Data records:
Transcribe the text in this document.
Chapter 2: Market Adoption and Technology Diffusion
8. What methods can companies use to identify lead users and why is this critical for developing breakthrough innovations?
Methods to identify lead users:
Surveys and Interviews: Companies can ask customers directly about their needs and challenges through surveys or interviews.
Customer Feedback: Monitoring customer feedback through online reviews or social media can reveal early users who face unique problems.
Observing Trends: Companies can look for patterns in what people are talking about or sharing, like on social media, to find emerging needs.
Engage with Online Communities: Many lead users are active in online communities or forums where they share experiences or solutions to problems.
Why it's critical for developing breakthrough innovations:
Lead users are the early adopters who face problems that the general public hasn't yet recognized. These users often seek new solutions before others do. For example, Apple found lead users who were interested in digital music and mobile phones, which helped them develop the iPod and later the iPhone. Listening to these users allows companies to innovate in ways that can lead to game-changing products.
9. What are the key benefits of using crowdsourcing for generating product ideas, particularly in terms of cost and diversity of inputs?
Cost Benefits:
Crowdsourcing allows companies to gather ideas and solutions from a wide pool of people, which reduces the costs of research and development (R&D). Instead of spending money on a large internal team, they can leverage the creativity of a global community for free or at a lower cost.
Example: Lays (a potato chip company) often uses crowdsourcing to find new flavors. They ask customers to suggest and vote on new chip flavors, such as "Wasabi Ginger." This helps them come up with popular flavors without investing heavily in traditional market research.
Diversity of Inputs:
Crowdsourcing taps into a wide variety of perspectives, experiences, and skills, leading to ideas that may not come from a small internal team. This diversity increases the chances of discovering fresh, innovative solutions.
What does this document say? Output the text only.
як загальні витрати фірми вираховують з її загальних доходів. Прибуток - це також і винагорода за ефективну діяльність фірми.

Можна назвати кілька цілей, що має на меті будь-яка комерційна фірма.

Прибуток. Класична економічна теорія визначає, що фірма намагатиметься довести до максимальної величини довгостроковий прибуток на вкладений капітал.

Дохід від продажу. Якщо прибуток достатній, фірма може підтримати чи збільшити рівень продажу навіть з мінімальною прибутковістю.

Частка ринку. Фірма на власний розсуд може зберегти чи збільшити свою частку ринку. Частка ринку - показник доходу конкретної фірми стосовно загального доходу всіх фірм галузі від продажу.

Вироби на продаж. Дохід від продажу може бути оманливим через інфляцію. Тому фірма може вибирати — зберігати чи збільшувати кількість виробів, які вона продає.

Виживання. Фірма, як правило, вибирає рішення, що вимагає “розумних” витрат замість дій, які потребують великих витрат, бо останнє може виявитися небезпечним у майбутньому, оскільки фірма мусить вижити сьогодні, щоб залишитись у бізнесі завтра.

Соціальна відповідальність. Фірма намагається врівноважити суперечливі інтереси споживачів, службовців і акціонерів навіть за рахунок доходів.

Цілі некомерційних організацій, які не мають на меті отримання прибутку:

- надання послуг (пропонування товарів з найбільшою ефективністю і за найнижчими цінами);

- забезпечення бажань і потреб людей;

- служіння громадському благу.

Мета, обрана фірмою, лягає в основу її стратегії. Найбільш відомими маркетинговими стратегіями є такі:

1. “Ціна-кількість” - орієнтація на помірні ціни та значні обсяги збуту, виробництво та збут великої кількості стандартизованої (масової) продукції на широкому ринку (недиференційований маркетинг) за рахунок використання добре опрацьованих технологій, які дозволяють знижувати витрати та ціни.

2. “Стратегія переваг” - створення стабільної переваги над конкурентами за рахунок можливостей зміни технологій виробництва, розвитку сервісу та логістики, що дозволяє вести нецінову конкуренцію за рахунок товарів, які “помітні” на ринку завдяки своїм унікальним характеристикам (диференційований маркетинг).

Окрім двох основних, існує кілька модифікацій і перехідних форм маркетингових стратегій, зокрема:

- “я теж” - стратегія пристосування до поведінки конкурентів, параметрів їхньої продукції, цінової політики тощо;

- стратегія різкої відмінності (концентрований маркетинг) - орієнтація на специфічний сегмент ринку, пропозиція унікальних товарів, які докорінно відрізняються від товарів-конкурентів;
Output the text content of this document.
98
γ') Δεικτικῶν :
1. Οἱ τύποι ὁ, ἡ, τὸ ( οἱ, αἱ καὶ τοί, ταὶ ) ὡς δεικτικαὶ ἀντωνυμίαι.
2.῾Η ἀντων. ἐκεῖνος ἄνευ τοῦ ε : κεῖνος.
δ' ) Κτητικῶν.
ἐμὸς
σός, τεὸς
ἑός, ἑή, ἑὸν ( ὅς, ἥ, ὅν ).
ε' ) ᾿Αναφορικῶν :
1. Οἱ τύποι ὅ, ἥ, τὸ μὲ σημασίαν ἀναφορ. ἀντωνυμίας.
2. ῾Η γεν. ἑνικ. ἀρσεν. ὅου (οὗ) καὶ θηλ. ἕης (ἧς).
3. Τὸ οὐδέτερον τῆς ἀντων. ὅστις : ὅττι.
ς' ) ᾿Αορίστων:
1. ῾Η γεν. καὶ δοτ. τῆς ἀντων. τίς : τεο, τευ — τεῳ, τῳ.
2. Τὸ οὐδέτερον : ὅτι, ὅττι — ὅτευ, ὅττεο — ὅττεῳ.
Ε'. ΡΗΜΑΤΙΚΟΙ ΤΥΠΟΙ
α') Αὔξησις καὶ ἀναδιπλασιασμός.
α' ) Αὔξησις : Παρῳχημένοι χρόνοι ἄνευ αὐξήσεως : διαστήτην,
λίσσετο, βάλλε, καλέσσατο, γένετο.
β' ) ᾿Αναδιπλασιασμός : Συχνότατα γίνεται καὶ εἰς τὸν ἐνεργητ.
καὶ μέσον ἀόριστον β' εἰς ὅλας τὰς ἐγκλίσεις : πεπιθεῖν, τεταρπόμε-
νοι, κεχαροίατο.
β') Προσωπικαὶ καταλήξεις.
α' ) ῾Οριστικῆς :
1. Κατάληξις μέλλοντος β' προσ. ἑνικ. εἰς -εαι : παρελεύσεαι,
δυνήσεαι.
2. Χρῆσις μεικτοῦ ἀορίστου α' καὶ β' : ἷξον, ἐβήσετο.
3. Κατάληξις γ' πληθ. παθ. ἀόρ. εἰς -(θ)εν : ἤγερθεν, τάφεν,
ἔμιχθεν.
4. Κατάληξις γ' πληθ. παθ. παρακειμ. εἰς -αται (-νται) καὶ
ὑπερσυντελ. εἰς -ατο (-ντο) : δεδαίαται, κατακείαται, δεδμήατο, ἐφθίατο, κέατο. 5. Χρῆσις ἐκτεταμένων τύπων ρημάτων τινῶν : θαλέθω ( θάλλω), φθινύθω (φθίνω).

What you should do:
Return the listing above in full, character for character.

Response for this exercise:
Transcribe the text in this document.
Chapter 2: Market Adoption and Technology Diffusion
8. What methods can companies use to identify lead users and why is this critical for developing breakthrough innovations?
Methods to identify lead users:
Surveys and Interviews: Companies can ask customers directly about their needs and challenges through surveys or interviews.
Customer Feedback: Monitoring customer feedback through online reviews or social media can reveal early users who face unique problems.
Observing Trends: Companies can look for patterns in what people are talking about or sharing, like on social media, to find emerging needs.
Engage with Online Communities: Many lead users are active in online communities or forums where they share experiences or solutions to problems.
Why it's critical for developing breakthrough innovations:
Lead users are the early adopters who face problems that the general public hasn't yet recognized. These users often seek new solutions before others do. For example, Apple found lead users who were interested in digital music and mobile phones, which helped them develop the iPod and later the iPhone. Listening to these users allows companies to innovate in ways that can lead to game-changing products.
9. What are the key benefits of using crowdsourcing for generating product ideas, particularly in terms of cost and diversity of inputs?
Cost Benefits:
Crowdsourcing allows companies to gather ideas and solutions from a wide pool of people, which reduces the costs of research and development (R&D). Instead of spending money on a large internal team, they can leverage the creativity of a global community for free or at a lower cost.
Example: Lays (a potato chip company) often uses crowdsourcing to find new flavors. They ask customers to suggest and vote on new chip flavors, such as "Wasabi Ginger." This helps them come up with popular flavors without investing heavily in traditional market research.
Diversity of Inputs:
Crowdsourcing taps into a wide variety of perspectives, experiences, and skills, leading to ideas that may not come from a small internal team. This diversity increases the chances of discovering fresh, innovative solutions.
What does this document say? Output the text only.
як загальні витрати фірми вираховують з її загальних доходів. Прибуток - це також і винагорода за ефективну діяльність фірми.

Можна назвати кілька цілей, що має на меті будь-яка комерційна фірма.

Прибуток. Класична економічна теорія визначає, що фірма намагатиметься довести до максимальної величини довгостроковий прибуток на вкладений капітал.

Дохід від продажу. Якщо прибуток достатній, фірма може підтримати чи збільшити рівень продажу навіть з мінімальною прибутковістю.

Частка ринку. Фірма на власний розсуд може зберегти чи збільшити свою частку ринку. Частка ринку - показник доходу конкретної фірми стосовно загального доходу всіх фірм галузі від продажу.

Вироби на продаж. Дохід від продажу може бути оманливим через інфляцію. Тому фірма може вибирати — зберігати чи збільшувати кількість виробів, які вона продає.

Виживання. Фірма, як правило, вибирає рішення, що вимагає “розумних” витрат замість дій, які потребують великих витрат, бо останнє може виявитися небезпечним у майбутньому, оскільки фірма мусить вижити сьогодні, щоб залишитись у бізнесі завтра.

Соціальна відповідальність. Фірма намагається врівноважити суперечливі інтереси споживачів, службовців і акціонерів навіть за рахунок доходів.

Цілі некомерційних організацій, які не мають на меті отримання прибутку:

- надання послуг (пропонування товарів з найбільшою ефективністю і за найнижчими цінами);

- забезпечення бажань і потреб людей;

- служіння громадському благу.

Мета, обрана фірмою, лягає в основу її стратегії. Найбільш відомими маркетинговими стратегіями є такі:

1. “Ціна-кількість” - орієнтація на помірні ціни та значні обсяги збуту, виробництво та збут великої кількості стандартизованої (масової) продукції на широкому ринку (недиференційований маркетинг) за рахунок використання добре опрацьованих технологій, які дозволяють знижувати витрати та ціни.

2. “Стратегія переваг” - створення стабільної переваги над конкурентами за рахунок можливостей зміни технологій виробництва, розвитку сервісу та логістики, що дозволяє вести нецінову конкуренцію за рахунок товарів, які “помітні” на ринку завдяки своїм унікальним характеристикам (диференційований маркетинг).

Окрім двох основних, існує кілька модифікацій і перехідних форм маркетингових стратегій, зокрема:

- “я теж” - стратегія пристосування до поведінки конкурентів, параметрів їхньої продукції, цінової політики тощо;

- стратегія різкої відмінності (концентрований маркетинг) - орієнтація на специфічний сегмент ринку, пропозиція унікальних товарів, які докорінно відрізняються від товарів-конкурентів;
Output the text content of this document.
98
γ') Δεικτικῶν :
1. Οἱ τύποι ὁ, ἡ, τὸ ( οἱ, αἱ καὶ τοί, ταὶ ) ὡς δεικτικαὶ ἀντωνυμίαι.
2.῾Η ἀντων. ἐκεῖνος ἄνευ τοῦ ε : κεῖνος.
δ' ) Κτητικῶν.
ἐμὸς
σός, τεὸς
ἑός, ἑή, ἑὸν ( ὅς, ἥ, ὅν ).
ε' ) ᾿Αναφορικῶν :
1. Οἱ τύποι ὅ, ἥ, τὸ μὲ σημασίαν ἀναφορ. ἀντωνυμίας.
2. ῾Η γεν. ἑνικ. ἀρσεν. ὅου (οὗ) καὶ θηλ. ἕης (ἧς).
3. Τὸ οὐδέτερον τῆς ἀντων. ὅστις : ὅττι.
ς' ) ᾿Αορίστων:
1. ῾Η γεν. καὶ δοτ. τῆς ἀντων. τίς : τεο, τευ — τεῳ, τῳ.
2. Τὸ οὐδέτερον : ὅτι, ὅττι — ὅτευ, ὅττεο — ὅττεῳ.
Ε'. ΡΗΜΑΤΙΚΟΙ ΤΥΠΟΙ
α') Αὔξησις καὶ ἀναδιπλασιασμός.
α' ) Αὔξησις : Παρῳχημένοι χρόνοι ἄνευ αὐξήσεως : διαστήτην,
λίσσετο, βάλλε, καλέσσατο, γένετο.
β' ) ᾿Αναδιπλασιασμός : Συχνότατα γίνεται καὶ εἰς τὸν ἐνεργητ.
καὶ μέσον ἀόριστον β' εἰς ὅλας τὰς ἐγκλίσεις : πεπιθεῖν, τεταρπόμε-
νοι, κεχαροίατο.
β') Προσωπικαὶ καταλήξεις.
α' ) ῾Οριστικῆς :
1. Κατάληξις μέλλοντος β' προσ. ἑνικ. εἰς -εαι : παρελεύσεαι,
δυνήσεαι.
2. Χρῆσις μεικτοῦ ἀορίστου α' καὶ β' : ἷξον, ἐβήσετο.
3. Κατάληξις γ' πληθ. παθ. ἀόρ. εἰς -(θ)εν : ἤγερθεν, τάφεν,
ἔμιχθεν.
4. Κατάληξις γ' πληθ. παθ. παρακειμ. εἰς -αται (-νται) καὶ
ὑπερσυντελ. εἰς -ατο (-ντο) : δεδαίαται, κατακείαται, δεδμήατο, ἐφθίατο, κέατο. 5. Χρῆσις ἐκτεταμένων τύπων ρημάτων τινῶν : θαλέθω ( θάλλω), φθινύθω (φθίνω).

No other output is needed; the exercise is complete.